Task goal:
Copy out all the entries again with every "chevron-down-icon" renamed to "dropdown-arrow" and nothing else changed. Leave the pictures out.

Records for the exercise:
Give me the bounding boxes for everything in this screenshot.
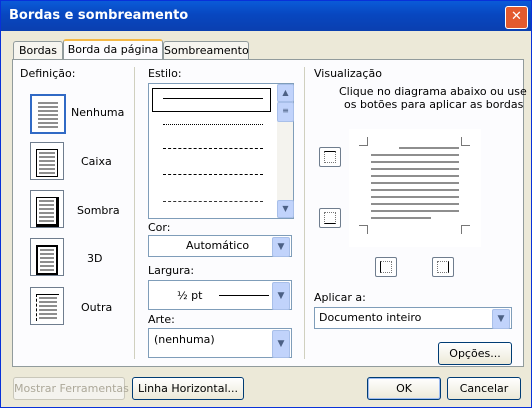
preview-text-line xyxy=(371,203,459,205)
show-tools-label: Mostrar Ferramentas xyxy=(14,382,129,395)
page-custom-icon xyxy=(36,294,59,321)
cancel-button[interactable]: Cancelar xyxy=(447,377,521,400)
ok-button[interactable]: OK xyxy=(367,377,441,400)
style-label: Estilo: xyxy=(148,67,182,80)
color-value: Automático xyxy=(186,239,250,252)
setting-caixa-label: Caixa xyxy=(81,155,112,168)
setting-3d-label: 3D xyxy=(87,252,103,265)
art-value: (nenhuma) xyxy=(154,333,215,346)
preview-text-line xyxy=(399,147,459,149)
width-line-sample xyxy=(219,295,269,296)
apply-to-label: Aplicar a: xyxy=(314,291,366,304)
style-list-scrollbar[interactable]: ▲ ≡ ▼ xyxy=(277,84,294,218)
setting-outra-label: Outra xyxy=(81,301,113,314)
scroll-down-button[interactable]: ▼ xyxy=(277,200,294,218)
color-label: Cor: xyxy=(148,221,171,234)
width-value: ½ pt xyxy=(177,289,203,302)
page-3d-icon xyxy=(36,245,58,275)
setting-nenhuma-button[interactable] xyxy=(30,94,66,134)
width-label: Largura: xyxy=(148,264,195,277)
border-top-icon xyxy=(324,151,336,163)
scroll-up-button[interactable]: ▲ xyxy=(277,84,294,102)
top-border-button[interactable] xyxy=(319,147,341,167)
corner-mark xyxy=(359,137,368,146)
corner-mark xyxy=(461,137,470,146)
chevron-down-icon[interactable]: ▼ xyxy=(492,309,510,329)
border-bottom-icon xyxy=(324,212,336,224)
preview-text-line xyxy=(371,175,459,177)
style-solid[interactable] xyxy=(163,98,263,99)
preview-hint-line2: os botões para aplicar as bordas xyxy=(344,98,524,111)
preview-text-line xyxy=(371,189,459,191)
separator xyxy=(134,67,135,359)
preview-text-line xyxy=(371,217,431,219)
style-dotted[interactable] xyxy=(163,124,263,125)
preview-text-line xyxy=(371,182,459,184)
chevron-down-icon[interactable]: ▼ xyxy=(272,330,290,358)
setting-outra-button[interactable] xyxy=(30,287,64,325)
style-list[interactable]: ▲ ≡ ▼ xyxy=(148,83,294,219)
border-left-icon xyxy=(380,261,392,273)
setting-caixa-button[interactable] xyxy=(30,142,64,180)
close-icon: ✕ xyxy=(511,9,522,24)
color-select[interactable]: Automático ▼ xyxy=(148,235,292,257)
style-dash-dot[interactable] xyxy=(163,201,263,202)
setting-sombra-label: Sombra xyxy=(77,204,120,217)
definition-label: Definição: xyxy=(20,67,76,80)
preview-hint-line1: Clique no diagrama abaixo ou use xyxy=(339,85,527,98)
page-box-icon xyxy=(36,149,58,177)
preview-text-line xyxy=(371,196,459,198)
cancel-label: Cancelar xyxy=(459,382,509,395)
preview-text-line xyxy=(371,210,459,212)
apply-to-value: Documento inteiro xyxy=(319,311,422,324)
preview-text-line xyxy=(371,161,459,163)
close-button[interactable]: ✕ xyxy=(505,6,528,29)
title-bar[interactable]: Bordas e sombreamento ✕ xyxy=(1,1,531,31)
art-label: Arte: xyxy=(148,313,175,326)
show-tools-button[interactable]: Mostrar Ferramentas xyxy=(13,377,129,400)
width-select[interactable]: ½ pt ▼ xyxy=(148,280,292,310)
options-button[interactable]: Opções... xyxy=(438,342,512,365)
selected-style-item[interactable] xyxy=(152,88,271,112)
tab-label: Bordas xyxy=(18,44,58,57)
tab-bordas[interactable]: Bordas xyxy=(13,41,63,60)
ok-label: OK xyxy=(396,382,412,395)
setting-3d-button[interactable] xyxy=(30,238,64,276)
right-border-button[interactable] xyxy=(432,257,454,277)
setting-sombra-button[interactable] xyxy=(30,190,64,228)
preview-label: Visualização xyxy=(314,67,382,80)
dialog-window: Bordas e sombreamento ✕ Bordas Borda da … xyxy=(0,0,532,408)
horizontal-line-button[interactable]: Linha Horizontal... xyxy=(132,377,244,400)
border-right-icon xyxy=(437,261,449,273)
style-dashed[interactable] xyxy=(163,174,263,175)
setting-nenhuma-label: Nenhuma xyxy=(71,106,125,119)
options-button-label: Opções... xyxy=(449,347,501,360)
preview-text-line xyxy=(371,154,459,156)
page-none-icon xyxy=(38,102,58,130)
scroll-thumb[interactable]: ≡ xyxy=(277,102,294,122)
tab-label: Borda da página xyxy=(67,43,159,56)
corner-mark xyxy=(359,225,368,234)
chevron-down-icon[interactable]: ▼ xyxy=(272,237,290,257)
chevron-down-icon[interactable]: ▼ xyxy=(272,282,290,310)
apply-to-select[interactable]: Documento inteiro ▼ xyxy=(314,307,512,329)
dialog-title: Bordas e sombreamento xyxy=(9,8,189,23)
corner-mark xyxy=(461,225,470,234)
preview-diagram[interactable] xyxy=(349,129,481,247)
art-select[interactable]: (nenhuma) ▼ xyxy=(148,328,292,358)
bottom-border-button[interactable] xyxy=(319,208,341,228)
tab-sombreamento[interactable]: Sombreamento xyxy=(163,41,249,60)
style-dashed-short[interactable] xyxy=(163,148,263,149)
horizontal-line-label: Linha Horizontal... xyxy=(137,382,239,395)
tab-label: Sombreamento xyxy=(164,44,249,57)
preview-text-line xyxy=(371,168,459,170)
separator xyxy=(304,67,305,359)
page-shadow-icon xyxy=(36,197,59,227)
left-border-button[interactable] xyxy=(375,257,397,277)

Output:
Give me the bounding boxes for everything in this screenshot.
preview-text-line xyxy=(371,203,459,205)
show-tools-label: Mostrar Ferramentas xyxy=(14,382,129,395)
page-custom-icon xyxy=(36,294,59,321)
cancel-button[interactable]: Cancelar xyxy=(447,377,521,400)
ok-button[interactable]: OK xyxy=(367,377,441,400)
style-label: Estilo: xyxy=(148,67,182,80)
color-value: Automático xyxy=(186,239,250,252)
setting-caixa-label: Caixa xyxy=(81,155,112,168)
setting-3d-label: 3D xyxy=(87,252,103,265)
art-value: (nenhuma) xyxy=(154,333,215,346)
preview-text-line xyxy=(399,147,459,149)
width-line-sample xyxy=(219,295,269,296)
apply-to-label: Aplicar a: xyxy=(314,291,366,304)
style-list-scrollbar[interactable]: ▲ ≡ ▼ xyxy=(277,84,294,218)
setting-outra-label: Outra xyxy=(81,301,113,314)
scroll-down-button[interactable]: ▼ xyxy=(277,200,294,218)
color-label: Cor: xyxy=(148,221,171,234)
width-value: ½ pt xyxy=(177,289,203,302)
page-3d-icon xyxy=(36,245,58,275)
setting-nenhuma-button[interactable] xyxy=(30,94,66,134)
width-label: Largura: xyxy=(148,264,195,277)
border-top-icon xyxy=(324,151,336,163)
scroll-up-button[interactable]: ▲ xyxy=(277,84,294,102)
top-border-button[interactable] xyxy=(319,147,341,167)
corner-mark xyxy=(359,137,368,146)
corner-mark xyxy=(461,137,470,146)
dropdown-arrow[interactable]: ▼ xyxy=(492,309,510,329)
border-bottom-icon xyxy=(324,212,336,224)
preview-text-line xyxy=(371,175,459,177)
style-solid[interactable] xyxy=(163,98,263,99)
preview-hint-line2: os botões para aplicar as bordas xyxy=(344,98,524,111)
preview-text-line xyxy=(371,189,459,191)
separator xyxy=(134,67,135,359)
preview-text-line xyxy=(371,217,431,219)
style-dotted[interactable] xyxy=(163,124,263,125)
preview-text-line xyxy=(371,182,459,184)
dropdown-arrow[interactable]: ▼ xyxy=(272,330,290,358)
setting-outra-button[interactable] xyxy=(30,287,64,325)
style-list[interactable]: ▲ ≡ ▼ xyxy=(148,83,294,219)
border-left-icon xyxy=(380,261,392,273)
setting-caixa-button[interactable] xyxy=(30,142,64,180)
close-icon: ✕ xyxy=(511,9,522,24)
color-select[interactable]: Automático ▼ xyxy=(148,235,292,257)
style-dash-dot[interactable] xyxy=(163,201,263,202)
setting-sombra-label: Sombra xyxy=(77,204,120,217)
definition-label: Definição: xyxy=(20,67,76,80)
preview-hint-line1: Clique no diagrama abaixo ou use xyxy=(339,85,527,98)
page-box-icon xyxy=(36,149,58,177)
preview-text-line xyxy=(371,196,459,198)
cancel-label: Cancelar xyxy=(459,382,509,395)
preview-text-line xyxy=(371,210,459,212)
apply-to-value: Documento inteiro xyxy=(319,311,422,324)
preview-text-line xyxy=(371,161,459,163)
close-button[interactable]: ✕ xyxy=(505,6,528,29)
title-bar[interactable]: Bordas e sombreamento ✕ xyxy=(1,1,531,31)
art-label: Arte: xyxy=(148,313,175,326)
show-tools-button[interactable]: Mostrar Ferramentas xyxy=(13,377,129,400)
width-select[interactable]: ½ pt ▼ xyxy=(148,280,292,310)
options-button[interactable]: Opções... xyxy=(438,342,512,365)
selected-style-item[interactable] xyxy=(152,88,271,112)
tab-label: Bordas xyxy=(18,44,58,57)
tab-bordas[interactable]: Bordas xyxy=(13,41,63,60)
ok-label: OK xyxy=(396,382,412,395)
setting-3d-button[interactable] xyxy=(30,238,64,276)
right-border-button[interactable] xyxy=(432,257,454,277)
setting-sombra-button[interactable] xyxy=(30,190,64,228)
preview-label: Visualização xyxy=(314,67,382,80)
dialog-window: Bordas e sombreamento ✕ Bordas Borda da … xyxy=(0,0,532,408)
horizontal-line-button[interactable]: Linha Horizontal... xyxy=(132,377,244,400)
border-right-icon xyxy=(437,261,449,273)
style-dashed[interactable] xyxy=(163,174,263,175)
setting-nenhuma-label: Nenhuma xyxy=(71,106,125,119)
options-button-label: Opções... xyxy=(449,347,501,360)
preview-text-line xyxy=(371,154,459,156)
page-none-icon xyxy=(38,102,58,130)
scroll-thumb[interactable]: ≡ xyxy=(277,102,294,122)
tab-label: Borda da página xyxy=(67,43,159,56)
corner-mark xyxy=(359,225,368,234)
dropdown-arrow[interactable]: ▼ xyxy=(272,237,290,257)
dropdown-arrow[interactable]: ▼ xyxy=(272,282,290,310)
apply-to-select[interactable]: Documento inteiro ▼ xyxy=(314,307,512,329)
dialog-title: Bordas e sombreamento xyxy=(9,8,189,23)
corner-mark xyxy=(461,225,470,234)
preview-diagram[interactable] xyxy=(349,129,481,247)
art-select[interactable]: (nenhuma) ▼ xyxy=(148,328,292,358)
bottom-border-button[interactable] xyxy=(319,208,341,228)
tab-sombreamento[interactable]: Sombreamento xyxy=(163,41,249,60)
style-dashed-short[interactable] xyxy=(163,148,263,149)
horizontal-line-label: Linha Horizontal... xyxy=(137,382,239,395)
tab-label: Sombreamento xyxy=(164,44,249,57)
preview-text-line xyxy=(371,168,459,170)
separator xyxy=(304,67,305,359)
page-shadow-icon xyxy=(36,197,59,227)
left-border-button[interactable] xyxy=(375,257,397,277)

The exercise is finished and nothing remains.